Image layout annotations
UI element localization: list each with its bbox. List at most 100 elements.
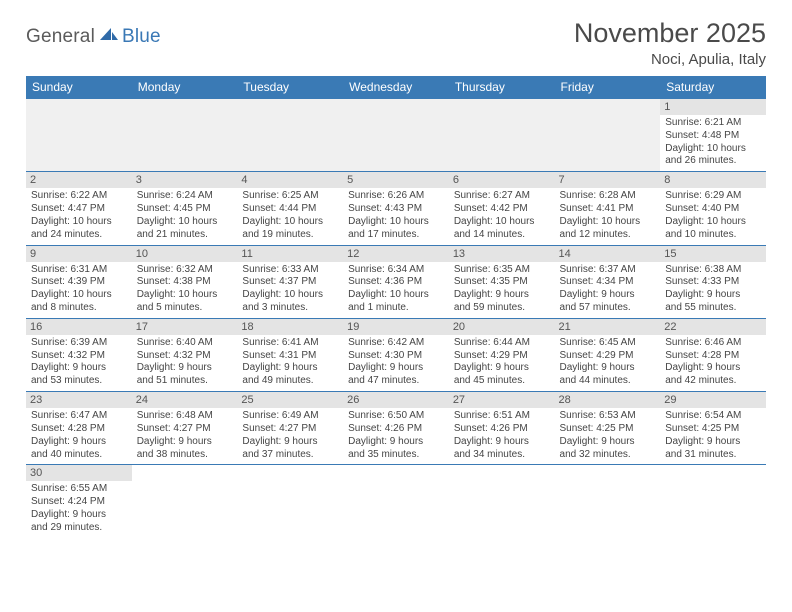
day-day2: and 59 minutes.: [454, 302, 550, 315]
weekday-header: Wednesday: [343, 76, 449, 99]
calendar-day-cell: 6Sunrise: 6:27 AMSunset: 4:42 PMDaylight…: [449, 172, 555, 245]
calendar-day-cell: 16Sunrise: 6:39 AMSunset: 4:32 PMDayligh…: [26, 318, 132, 391]
day-sunset: Sunset: 4:26 PM: [348, 423, 444, 436]
day-sunrise: Sunrise: 6:47 AM: [31, 410, 127, 423]
day-number: 23: [26, 392, 132, 408]
weekday-header: Saturday: [660, 76, 766, 99]
day-day1: Daylight: 10 hours: [348, 289, 444, 302]
calendar-day-cell: 22Sunrise: 6:46 AMSunset: 4:28 PMDayligh…: [660, 318, 766, 391]
header: General Blue November 2025 Noci, Apulia,…: [26, 18, 766, 68]
calendar-day-cell: 9 Sunrise: 6:31 AMSunset: 4:39 PMDaylight…: [26, 245, 132, 318]
day-sunrise: Sunrise: 6:54 AM: [665, 410, 761, 423]
day-day1: Daylight: 9 hours: [31, 509, 127, 522]
calendar-day-cell: 4Sunrise: 6:25 AMSunset: 4:44 PMDaylight…: [237, 172, 343, 245]
day-sunset: Sunset: 4:25 PM: [560, 423, 656, 436]
day-sunrise: Sunrise: 6:31 AM: [31, 264, 127, 277]
day-day2: and 42 minutes.: [665, 375, 761, 388]
day-day2: and 24 minutes.: [31, 229, 127, 242]
day-sunset: Sunset: 4:30 PM: [348, 350, 444, 363]
day-day2: and 17 minutes.: [348, 229, 444, 242]
day-day1: Daylight: 10 hours: [31, 289, 127, 302]
day-sunset: Sunset: 4:40 PM: [665, 203, 761, 216]
day-day1: Daylight: 9 hours: [454, 362, 550, 375]
day-number: 21: [555, 319, 661, 335]
day-day2: and 57 minutes.: [560, 302, 656, 315]
calendar-day-cell: 8Sunrise: 6:29 AMSunset: 4:40 PMDaylight…: [660, 172, 766, 245]
day-day1: Daylight: 10 hours: [665, 216, 761, 229]
day-day1: Daylight: 9 hours: [560, 362, 656, 375]
day-sunrise: Sunrise: 6:33 AM: [242, 264, 338, 277]
day-sunset: Sunset: 4:27 PM: [242, 423, 338, 436]
day-sunset: Sunset: 4:29 PM: [454, 350, 550, 363]
day-number: 12: [343, 246, 449, 262]
day-day1: Daylight: 9 hours: [665, 362, 761, 375]
day-sunrise: Sunrise: 6:39 AM: [31, 337, 127, 350]
day-sunrise: Sunrise: 6:45 AM: [560, 337, 656, 350]
calendar-day-cell: 19Sunrise: 6:42 AMSunset: 4:30 PMDayligh…: [343, 318, 449, 391]
day-day2: and 55 minutes.: [665, 302, 761, 315]
day-sunrise: Sunrise: 6:27 AM: [454, 190, 550, 203]
day-number: 18: [237, 319, 343, 335]
day-sunset: Sunset: 4:47 PM: [31, 203, 127, 216]
day-number: 2: [26, 172, 132, 188]
day-sunset: Sunset: 4:39 PM: [31, 276, 127, 289]
day-day1: Daylight: 9 hours: [348, 362, 444, 375]
weekday-header: Monday: [132, 76, 238, 99]
calendar-day-cell: 10Sunrise: 6:32 AMSunset: 4:38 PMDayligh…: [132, 245, 238, 318]
day-day2: and 49 minutes.: [242, 375, 338, 388]
calendar-day-cell: 17Sunrise: 6:40 AMSunset: 4:32 PMDayligh…: [132, 318, 238, 391]
day-number: 17: [132, 319, 238, 335]
day-day2: and 31 minutes.: [665, 449, 761, 462]
day-day2: and 40 minutes.: [31, 449, 127, 462]
day-sunrise: Sunrise: 6:22 AM: [31, 190, 127, 203]
calendar-day-cell: 29Sunrise: 6:54 AMSunset: 4:25 PMDayligh…: [660, 392, 766, 465]
day-day2: and 45 minutes.: [454, 375, 550, 388]
day-sunset: Sunset: 4:38 PM: [137, 276, 233, 289]
day-day1: Daylight: 10 hours: [348, 216, 444, 229]
calendar-day-cell: 24Sunrise: 6:48 AMSunset: 4:27 PMDayligh…: [132, 392, 238, 465]
day-number: 9: [26, 246, 132, 262]
day-number: 6: [449, 172, 555, 188]
calendar-empty-cell: [449, 99, 555, 172]
calendar-day-cell: 21Sunrise: 6:45 AMSunset: 4:29 PMDayligh…: [555, 318, 661, 391]
day-sunrise: Sunrise: 6:34 AM: [348, 264, 444, 277]
day-number: 28: [555, 392, 661, 408]
weekday-header: Tuesday: [237, 76, 343, 99]
logo-text-blue: Blue: [122, 26, 161, 48]
calendar-day-cell: 5Sunrise: 6:26 AMSunset: 4:43 PMDaylight…: [343, 172, 449, 245]
day-day1: Daylight: 9 hours: [454, 289, 550, 302]
day-sunrise: Sunrise: 6:21 AM: [665, 117, 761, 130]
day-day2: and 3 minutes.: [242, 302, 338, 315]
day-number: 11: [237, 246, 343, 262]
day-sunset: Sunset: 4:48 PM: [665, 130, 761, 143]
day-number: 14: [555, 246, 661, 262]
calendar-day-cell: 2 Sunrise: 6:22 AMSunset: 4:47 PMDaylight…: [26, 172, 132, 245]
calendar-day-cell: 25Sunrise: 6:49 AMSunset: 4:27 PMDayligh…: [237, 392, 343, 465]
day-day2: and 8 minutes.: [31, 302, 127, 315]
logo-text-general: General: [26, 26, 95, 48]
day-sunset: Sunset: 4:43 PM: [348, 203, 444, 216]
day-sunset: Sunset: 4:32 PM: [31, 350, 127, 363]
calendar-empty-cell: [132, 99, 238, 172]
day-sunset: Sunset: 4:45 PM: [137, 203, 233, 216]
day-day1: Daylight: 9 hours: [560, 289, 656, 302]
calendar-day-cell: 26Sunrise: 6:50 AMSunset: 4:26 PMDayligh…: [343, 392, 449, 465]
day-number: 22: [660, 319, 766, 335]
calendar-empty-cell: [555, 465, 661, 538]
day-day2: and 37 minutes.: [242, 449, 338, 462]
weekday-header: Friday: [555, 76, 661, 99]
day-day2: and 12 minutes.: [560, 229, 656, 242]
day-sunset: Sunset: 4:24 PM: [31, 496, 127, 509]
day-sunrise: Sunrise: 6:32 AM: [137, 264, 233, 277]
day-day1: Daylight: 9 hours: [242, 362, 338, 375]
day-day1: Daylight: 9 hours: [348, 436, 444, 449]
day-day2: and 21 minutes.: [137, 229, 233, 242]
calendar-day-cell: 18Sunrise: 6:41 AMSunset: 4:31 PMDayligh…: [237, 318, 343, 391]
day-number: 7: [555, 172, 661, 188]
day-sunrise: Sunrise: 6:26 AM: [348, 190, 444, 203]
day-day1: Daylight: 10 hours: [31, 216, 127, 229]
day-sunset: Sunset: 4:41 PM: [560, 203, 656, 216]
day-number: 29: [660, 392, 766, 408]
day-day1: Daylight: 9 hours: [137, 362, 233, 375]
day-day1: Daylight: 10 hours: [137, 216, 233, 229]
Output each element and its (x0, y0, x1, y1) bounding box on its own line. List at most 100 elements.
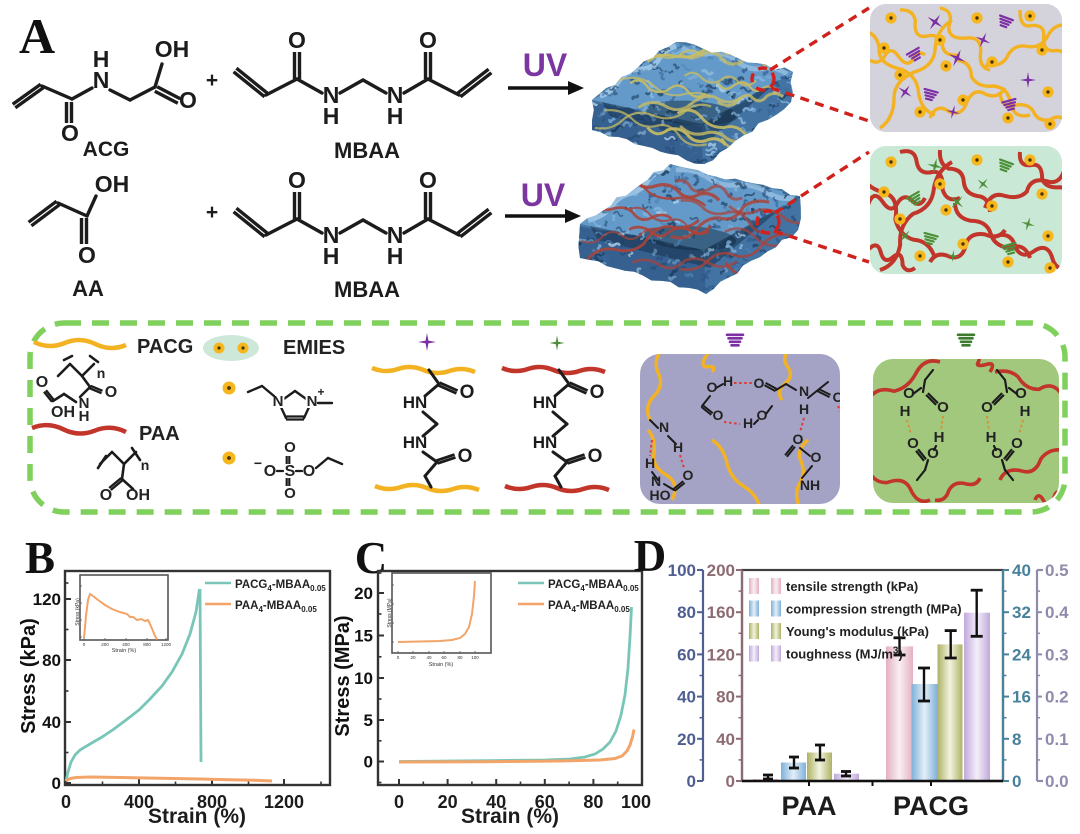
svg-text:O: O (713, 407, 724, 423)
svg-text:24: 24 (1012, 645, 1031, 664)
svg-text:Strain (%): Strain (%) (148, 805, 246, 828)
svg-text:H: H (723, 373, 733, 389)
svg-text:80: 80 (677, 603, 696, 622)
svg-text:EMIES: EMIES (283, 337, 345, 359)
svg-text:B: B (25, 533, 55, 583)
svg-text:N: N (79, 395, 90, 412)
svg-text:O: O (590, 382, 605, 403)
svg-text:40: 40 (1012, 561, 1031, 580)
svg-text:20: 20 (410, 655, 416, 660)
svg-text:120: 120 (707, 645, 735, 664)
svg-text:O: O (754, 375, 765, 391)
svg-text:100: 100 (668, 561, 696, 580)
svg-text:400: 400 (122, 642, 130, 647)
svg-text:UV: UV (523, 47, 568, 83)
svg-text:PAA4-MBAA0.05: PAA4-MBAA0.05 (235, 600, 317, 614)
svg-text:N: N (93, 67, 110, 93)
svg-text:60: 60 (535, 792, 555, 812)
svg-text:0: 0 (397, 655, 400, 660)
svg-text:O: O (179, 87, 197, 113)
svg-text:H: H (841, 417, 851, 433)
svg-text:5: 5 (364, 711, 373, 730)
svg-text:n: n (97, 365, 106, 381)
svg-text:OH: OH (95, 171, 130, 197)
svg-text:H: H (934, 429, 945, 446)
svg-text:H: H (743, 415, 753, 431)
svg-text:H: H (93, 46, 110, 72)
svg-text:20: 20 (354, 584, 373, 603)
svg-text:80: 80 (42, 651, 61, 670)
svg-text:O: O (937, 399, 949, 416)
svg-text:O: O (1011, 435, 1023, 452)
svg-text:H: H (323, 103, 340, 129)
svg-text:800: 800 (197, 792, 227, 812)
svg-text:OH: OH (155, 36, 190, 62)
svg-text:O: O (683, 467, 694, 483)
svg-text:O: O (991, 445, 1003, 462)
svg-text:1200: 1200 (161, 642, 172, 647)
svg-text:O: O (927, 445, 939, 462)
svg-text:160: 160 (707, 603, 735, 622)
svg-text:PAA4-MBAA0.05: PAA4-MBAA0.05 (548, 600, 630, 614)
svg-text:O: O (36, 374, 48, 391)
svg-text:80: 80 (716, 688, 735, 707)
svg-text:O: O (907, 435, 919, 452)
svg-text:+: + (206, 69, 218, 92)
svg-text:n: n (141, 457, 150, 473)
svg-text:8: 8 (1012, 730, 1021, 749)
svg-text:0.5: 0.5 (1045, 561, 1069, 580)
svg-text:O: O (284, 485, 296, 502)
svg-text:O: O (78, 242, 96, 268)
svg-text:OH: OH (51, 404, 75, 421)
svg-text:20: 20 (438, 792, 458, 812)
svg-text:−: − (254, 455, 262, 471)
svg-text:N: N (799, 383, 809, 399)
svg-text:400: 400 (124, 792, 154, 812)
svg-text:Strain (%): Strain (%) (461, 805, 559, 828)
svg-text:O: O (303, 463, 315, 480)
svg-text:D: D (634, 531, 667, 581)
svg-text:PACG4-MBAA0.05: PACG4-MBAA0.05 (548, 579, 639, 593)
svg-text:Stress (kPa): Stress (kPa) (18, 618, 40, 734)
svg-text:N: N (387, 82, 404, 108)
svg-text:+: + (206, 201, 218, 224)
svg-text:0: 0 (364, 753, 373, 772)
svg-text:0: 0 (83, 642, 86, 647)
svg-text:H: H (645, 455, 655, 471)
svg-text:80: 80 (457, 655, 463, 660)
svg-text:0.4: 0.4 (1045, 603, 1069, 622)
svg-text:O: O (588, 446, 603, 467)
svg-text:O: O (707, 379, 718, 395)
svg-text:tensile strength (kPa): tensile strength (kPa) (786, 579, 918, 594)
svg-text:toughness (MJ/m3): toughness (MJ/m3) (786, 646, 903, 662)
svg-text:H: H (387, 243, 404, 269)
svg-text:200: 200 (707, 561, 735, 580)
svg-text:+: + (317, 385, 324, 399)
svg-text:O: O (793, 431, 804, 447)
svg-text:O: O (284, 439, 296, 456)
svg-text:0.2: 0.2 (1045, 688, 1069, 707)
svg-text:O: O (105, 384, 117, 401)
svg-text:O: O (61, 120, 79, 146)
svg-text:16: 16 (1012, 688, 1031, 707)
svg-text:O: O (1015, 385, 1027, 402)
svg-text:PACG4-MBAA0.05: PACG4-MBAA0.05 (235, 579, 326, 593)
svg-text:0: 0 (1012, 772, 1021, 791)
svg-text:Stress (MPa): Stress (MPa) (332, 615, 354, 736)
svg-text:H: H (673, 439, 683, 455)
svg-text:O: O (903, 385, 915, 402)
svg-text:200: 200 (101, 642, 109, 647)
svg-text:20: 20 (677, 730, 696, 749)
svg-text:800: 800 (143, 642, 151, 647)
svg-text:O: O (264, 463, 276, 480)
svg-text:60: 60 (677, 645, 696, 664)
svg-text:AA: AA (72, 276, 104, 301)
svg-text:H: H (900, 403, 911, 420)
svg-text:O: O (288, 27, 306, 53)
svg-text:H: H (986, 429, 997, 446)
svg-text:1200: 1200 (264, 792, 304, 812)
svg-text:0: 0 (687, 772, 696, 791)
svg-text:40: 40 (716, 730, 735, 749)
svg-text:0.3: 0.3 (1045, 645, 1069, 664)
svg-text:UV: UV (521, 177, 566, 213)
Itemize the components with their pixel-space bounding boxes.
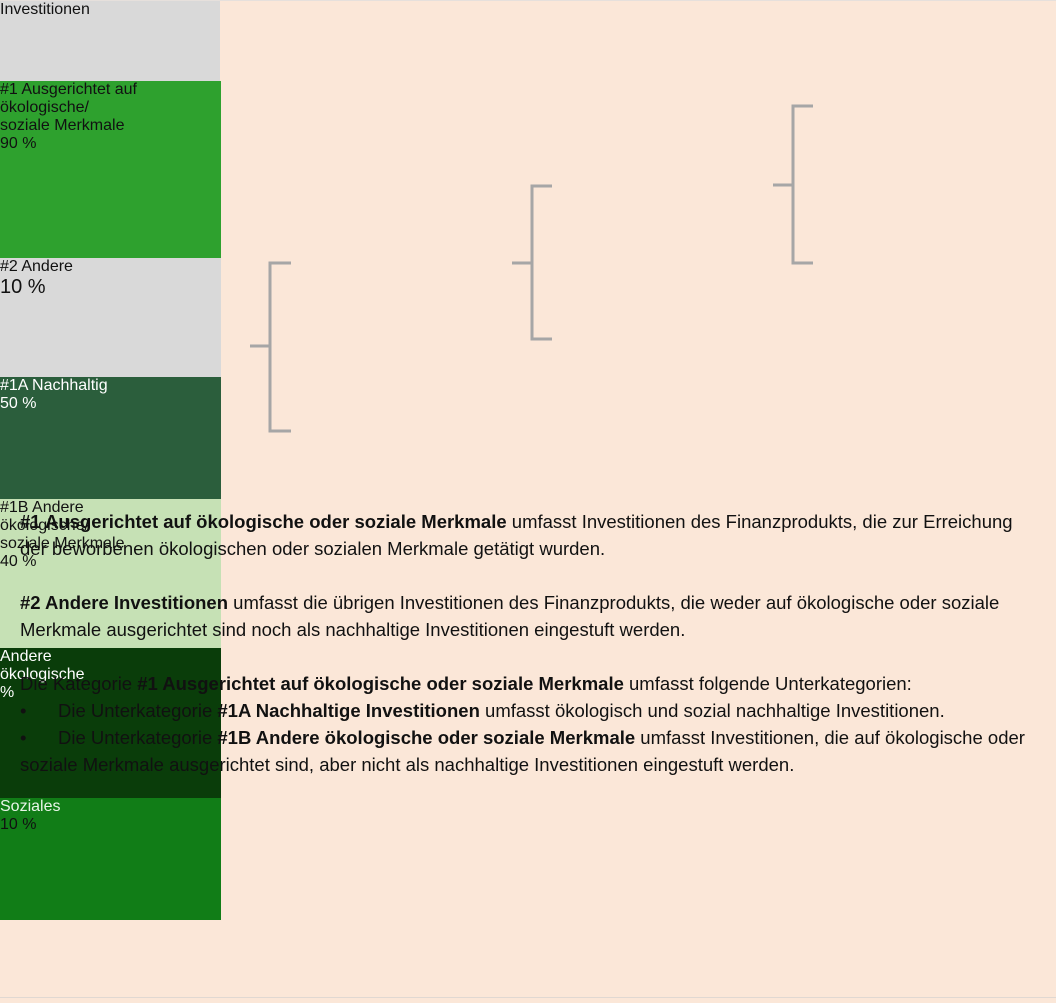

Brief =>
Which lines of the data run from the line containing "day-day2: and 59" through the line containing "day-day1: Daylight: 9 hours: [665, 362, 761, 375]"? Copy them verbatim, both end lines included.

Solution for this exercise =>
day-day2: and 59 minutes.: [454, 302, 550, 315]
weekday-header: Wednesday: [343, 76, 449, 99]
calendar-day-cell: 6Sunrise: 6:27 AMSunset: 4:42 PMDaylight…: [449, 172, 555, 245]
calendar-day-cell: 16Sunrise: 6:39 AMSunset: 4:32 PMDayligh…: [26, 318, 132, 391]
day-sunset: Sunset: 4:26 PM: [348, 423, 444, 436]
day-sunrise: Sunrise: 6:47 AM: [31, 410, 127, 423]
day-number: 23: [26, 392, 132, 408]
weekday-header: Saturday: [660, 76, 766, 99]
day-day1: Daylight: 10 hours: [348, 289, 444, 302]
calendar-day-cell: 22Sunrise: 6:46 AMSunset: 4:28 PMDayligh…: [660, 318, 766, 391]
header: General Blue November 2025 Noci, Apulia,…: [26, 18, 766, 68]
calendar-day-cell: 9 Sunrise: 6:31 AMSunset: 4:39 PMDaylight…: [26, 245, 132, 318]
day-sunrise: Sunrise: 6:54 AM: [665, 410, 761, 423]
day-day1: Daylight: 9 hours: [31, 509, 127, 522]
calendar-day-cell: 4Sunrise: 6:25 AMSunset: 4:44 PMDaylight…: [237, 172, 343, 245]
day-sunset: Sunset: 4:25 PM: [560, 423, 656, 436]
day-sunrise: Sunrise: 6:31 AM: [31, 264, 127, 277]
day-day2: and 42 minutes.: [665, 375, 761, 388]
day-day2: and 24 minutes.: [31, 229, 127, 242]
day-sunset: Sunset: 4:30 PM: [348, 350, 444, 363]
day-day2: and 17 minutes.: [348, 229, 444, 242]
day-day1: Daylight: 10 hours: [31, 289, 127, 302]
day-sunset: Sunset: 4:40 PM: [665, 203, 761, 216]
day-day1: Daylight: 9 hours: [454, 362, 550, 375]
day-number: 21: [555, 319, 661, 335]
day-day2: and 57 minutes.: [560, 302, 656, 315]
calendar-day-cell: 8Sunrise: 6:29 AMSunset: 4:40 PMDaylight…: [660, 172, 766, 245]
day-day1: Daylight: 10 hours: [665, 216, 761, 229]
day-day1: Daylight: 9 hours: [560, 362, 656, 375]
day-sunrise: Sunrise: 6:33 AM: [242, 264, 338, 277]
day-sunset: Sunset: 4:27 PM: [242, 423, 338, 436]
day-sunset: Sunset: 4:29 PM: [454, 350, 550, 363]
day-number: 12: [343, 246, 449, 262]
day-day1: Daylight: 9 hours: [665, 362, 761, 375]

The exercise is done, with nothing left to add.